Saved entries
======
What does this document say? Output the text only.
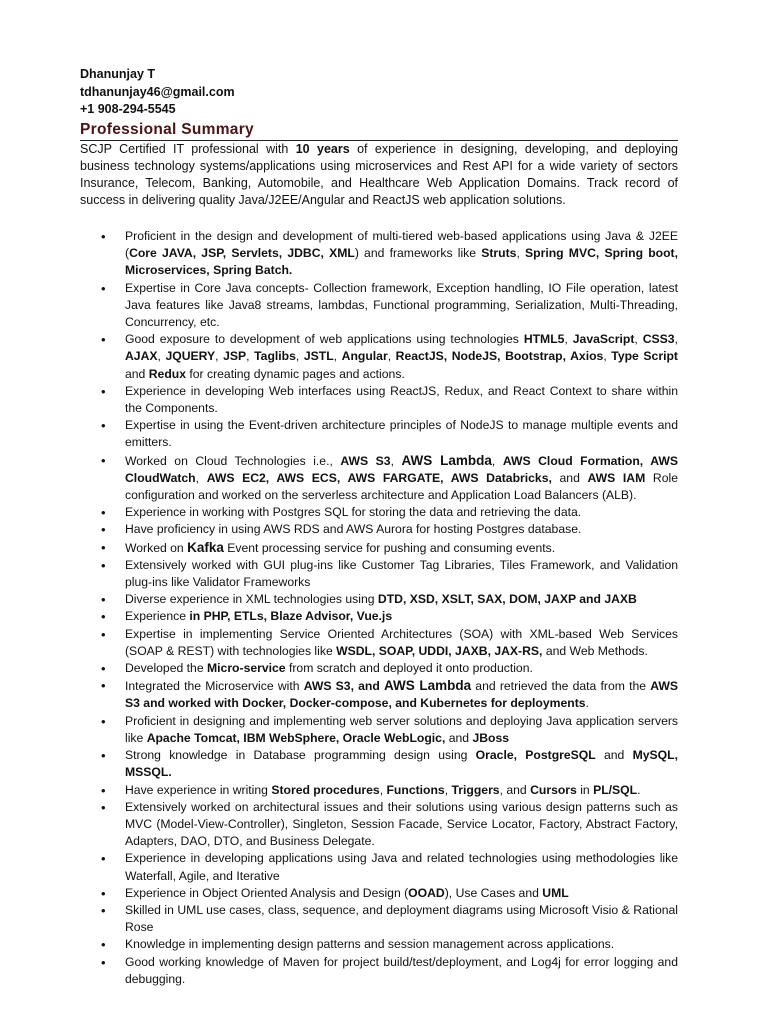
Dhanunjay T
tdhanunjay46@gmail.com
+1 908-294-5545
Professional Summary
SCJP Certified IT professional with 10 years of experience in designing, developing, and deploying business technology systems/applications using microservices and Rest API for a wide variety of sectors Insurance, Telecom, Banking, Automobile, and Healthcare Web Application Domains. Track record of success in delivering quality Java/J2EE/Angular and ReactJS web application solutions.
• Proficient in the design and development of multi-tiered web-based applications using Java & J2EE (Core JAVA, JSP, Servlets, JDBC, XML) and frameworks like Struts, Spring MVC, Spring boot, Microservices, Spring Batch.
• Expertise in Core Java concepts- Collection framework, Exception handling, IO File operation, latest Java features like Java8 streams, lambdas, Functional programming, Serialization, Multi-Threading, Concurrency, etc.
• Good exposure to development of web applications using technologies HTML5, JavaScript, CSS3, AJAX, JQUERY, JSP, Taglibs, JSTL, Angular, ReactJS, NodeJS, Bootstrap, Axios, Type Script and Redux for creating dynamic pages and actions.
• Experience in developing Web interfaces using ReactJS, Redux, and React Context to share within the Components.
• Expertise in using the Event-driven architecture principles of NodeJS to manage multiple events and emitters.
• Worked on Cloud Technologies i.e., AWS S3, AWS Lambda, AWS Cloud Formation, AWS CloudWatch, AWS EC2, AWS ECS, AWS FARGATE, AWS Databricks, and AWS IAM Role configuration and worked on the serverless architecture and Application Load Balancers (ALB).
• Experience in working with Postgres SQL for storing the data and retrieving the data.
• Have proficiency in using AWS RDS and AWS Aurora for hosting Postgres database.
• Worked on Kafka Event processing service for pushing and consuming events.
• Extensively worked with GUI plug-ins like Customer Tag Libraries, Tiles Framework, and Validation plug-ins like Validator Frameworks
• Diverse experience in XML technologies using DTD, XSD, XSLT, SAX, DOM, JAXP and JAXB
• Experience in PHP, ETLs, Blaze Advisor, Vue.js
• Expertise in implementing Service Oriented Architectures (SOA) with XML-based Web Services (SOAP & REST) with technologies like WSDL, SOAP, UDDI, JAXB, JAX-RS, and Web Methods.
• Developed the Micro-service from scratch and deployed it onto production.
• Integrated the Microservice with AWS S3, and AWS Lambda and retrieved the data from the AWS S3 and worked with Docker, Docker-compose, and Kubernetes for deployments.
• Proficient in designing and implementing web server solutions and deploying Java application servers like Apache Tomcat, IBM WebSphere, Oracle WebLogic, and JBoss
• Strong knowledge in Database programming design using Oracle, PostgreSQL and MySQL, MSSQL.
• Have experience in writing Stored procedures, Functions, Triggers, and Cursors in PL/SQL.
• Extensively worked on architectural issues and their solutions using various design patterns such as MVC (Model-View-Controller), Singleton, Session Facade, Service Locator, Factory, Abstract Factory, Adapters, DAO, DTO, and Business Delegate.
• Experience in developing applications using Java and related technologies using methodologies like Waterfall, Agile, and Iterative
• Experience in Object Oriented Analysis and Design (OOAD), Use Cases and UML
• Skilled in UML use cases, class, sequence, and deployment diagrams using Microsoft Visio & Rational Rose
• Knowledge in implementing design patterns and session management across applications.
• Good working knowledge of Maven for project build/test/deployment, and Log4j for error logging and debugging.
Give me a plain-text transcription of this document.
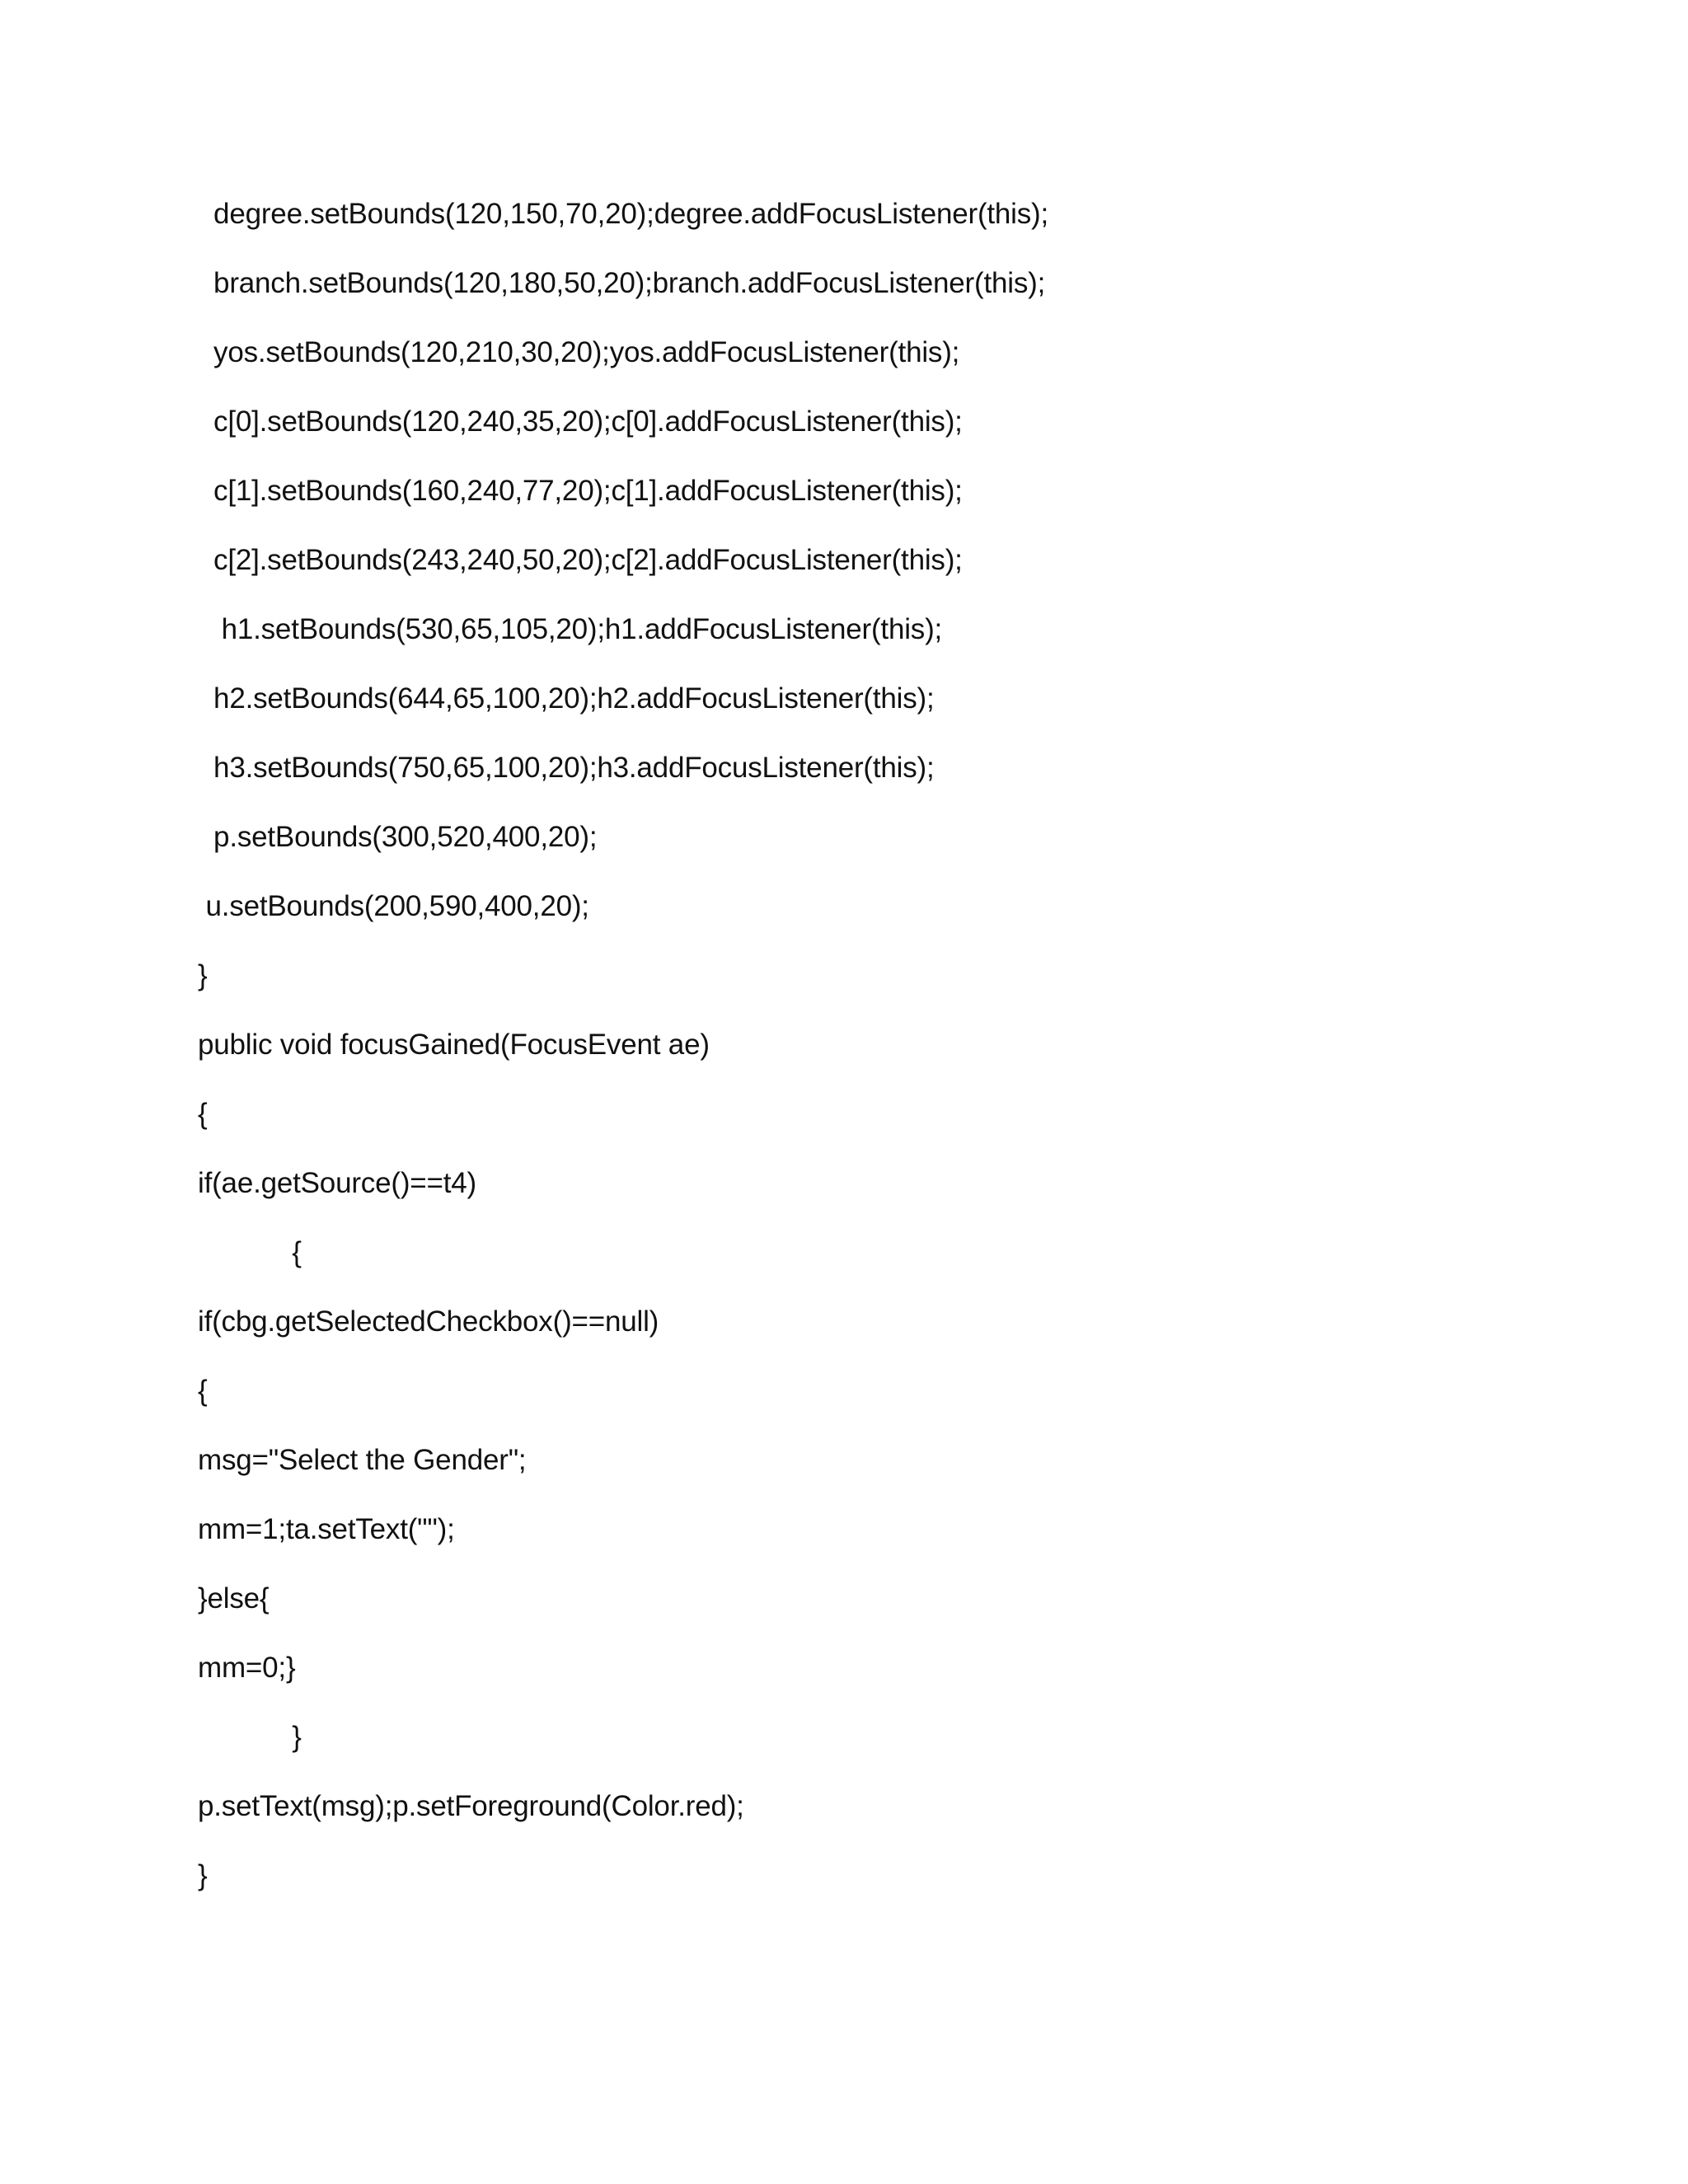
degree.setBounds(120,150,70,20);degree.addFocusListener(this);
branch.setBounds(120,180,50,20);branch.addFocusListener(this);
yos.setBounds(120,210,30,20);yos.addFocusListener(this);
c[0].setBounds(120,240,35,20);c[0].addFocusListener(this);
c[1].setBounds(160,240,77,20);c[1].addFocusListener(this);
c[2].setBounds(243,240,50,20);c[2].addFocusListener(this);
h1.setBounds(530,65,105,20);h1.addFocusListener(this);
h2.setBounds(644,65,100,20);h2.addFocusListener(this);
h3.setBounds(750,65,100,20);h3.addFocusListener(this);
p.setBounds(300,520,400,20);
u.setBounds(200,590,400,20);
}
public void focusGained(FocusEvent ae)
{
if(ae.getSource()==t4)
{
if(cbg.getSelectedCheckbox()==null)
{
msg="Select the Gender";
mm=1;ta.setText("");
}else{
mm=0;}
}
p.setText(msg);p.setForeground(Color.red);
}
======
# What to do:
Copy the records above exactly, omitting every picture.

# Result:
What does this document say? Output the text only.
Dhanunjay T
tdhanunjay46@gmail.com
+1 908-294-5545
Professional Summary
SCJP Certified IT professional with 10 years of experience in designing, developing, and deploying business technology systems/applications using microservices and Rest API for a wide variety of sectors Insurance, Telecom, Banking, Automobile, and Healthcare Web Application Domains. Track record of success in delivering quality Java/J2EE/Angular and ReactJS web application solutions.
• Proficient in the design and development of multi-tiered web-based applications using Java & J2EE (Core JAVA, JSP, Servlets, JDBC, XML) and frameworks like Struts, Spring MVC, Spring boot, Microservices, Spring Batch.
• Expertise in Core Java concepts- Collection framework, Exception handling, IO File operation, latest Java features like Java8 streams, lambdas, Functional programming, Serialization, Multi-Threading, Concurrency, etc.
• Good exposure to development of web applications using technologies HTML5, JavaScript, CSS3, AJAX, JQUERY, JSP, Taglibs, JSTL, Angular, ReactJS, NodeJS, Bootstrap, Axios, Type Script and Redux for creating dynamic pages and actions.
• Experience in developing Web interfaces using ReactJS, Redux, and React Context to share within the Components.
• Expertise in using the Event-driven architecture principles of NodeJS to manage multiple events and emitters.
• Worked on Cloud Technologies i.e., AWS S3, AWS Lambda, AWS Cloud Formation, AWS CloudWatch, AWS EC2, AWS ECS, AWS FARGATE, AWS Databricks, and AWS IAM Role configuration and worked on the serverless architecture and Application Load Balancers (ALB).
• Experience in working with Postgres SQL for storing the data and retrieving the data.
• Have proficiency in using AWS RDS and AWS Aurora for hosting Postgres database.
• Worked on Kafka Event processing service for pushing and consuming events.
• Extensively worked with GUI plug-ins like Customer Tag Libraries, Tiles Framework, and Validation plug-ins like Validator Frameworks
• Diverse experience in XML technologies using DTD, XSD, XSLT, SAX, DOM, JAXP and JAXB
• Experience in PHP, ETLs, Blaze Advisor, Vue.js
• Expertise in implementing Service Oriented Architectures (SOA) with XML-based Web Services (SOAP & REST) with technologies like WSDL, SOAP, UDDI, JAXB, JAX-RS, and Web Methods.
• Developed the Micro-service from scratch and deployed it onto production.
• Integrated the Microservice with AWS S3, and AWS Lambda and retrieved the data from the AWS S3 and worked with Docker, Docker-compose, and Kubernetes for deployments.
• Proficient in designing and implementing web server solutions and deploying Java application servers like Apache Tomcat, IBM WebSphere, Oracle WebLogic, and JBoss
• Strong knowledge in Database programming design using Oracle, PostgreSQL and MySQL, MSSQL.
• Have experience in writing Stored procedures, Functions, Triggers, and Cursors in PL/SQL.
• Extensively worked on architectural issues and their solutions using various design patterns such as MVC (Model-View-Controller), Singleton, Session Facade, Service Locator, Factory, Abstract Factory, Adapters, DAO, DTO, and Business Delegate.
• Experience in developing applications using Java and related technologies using methodologies like Waterfall, Agile, and Iterative
• Experience in Object Oriented Analysis and Design (OOAD), Use Cases and UML
• Skilled in UML use cases, class, sequence, and deployment diagrams using Microsoft Visio & Rational Rose
• Knowledge in implementing design patterns and session management across applications.
• Good working knowledge of Maven for project build/test/deployment, and Log4j for error logging and debugging.
Give me a plain-text transcription of this document.
degree.setBounds(120,150,70,20);degree.addFocusListener(this);
branch.setBounds(120,180,50,20);branch.addFocusListener(this);
yos.setBounds(120,210,30,20);yos.addFocusListener(this);
c[0].setBounds(120,240,35,20);c[0].addFocusListener(this);
c[1].setBounds(160,240,77,20);c[1].addFocusListener(this);
c[2].setBounds(243,240,50,20);c[2].addFocusListener(this);
h1.setBounds(530,65,105,20);h1.addFocusListener(this);
h2.setBounds(644,65,100,20);h2.addFocusListener(this);
h3.setBounds(750,65,100,20);h3.addFocusListener(this);
p.setBounds(300,520,400,20);
u.setBounds(200,590,400,20);
}
public void focusGained(FocusEvent ae)
{
if(ae.getSource()==t4)
{
if(cbg.getSelectedCheckbox()==null)
{
msg="Select the Gender";
mm=1;ta.setText("");
}else{
mm=0;}
}
p.setText(msg);p.setForeground(Color.red);
}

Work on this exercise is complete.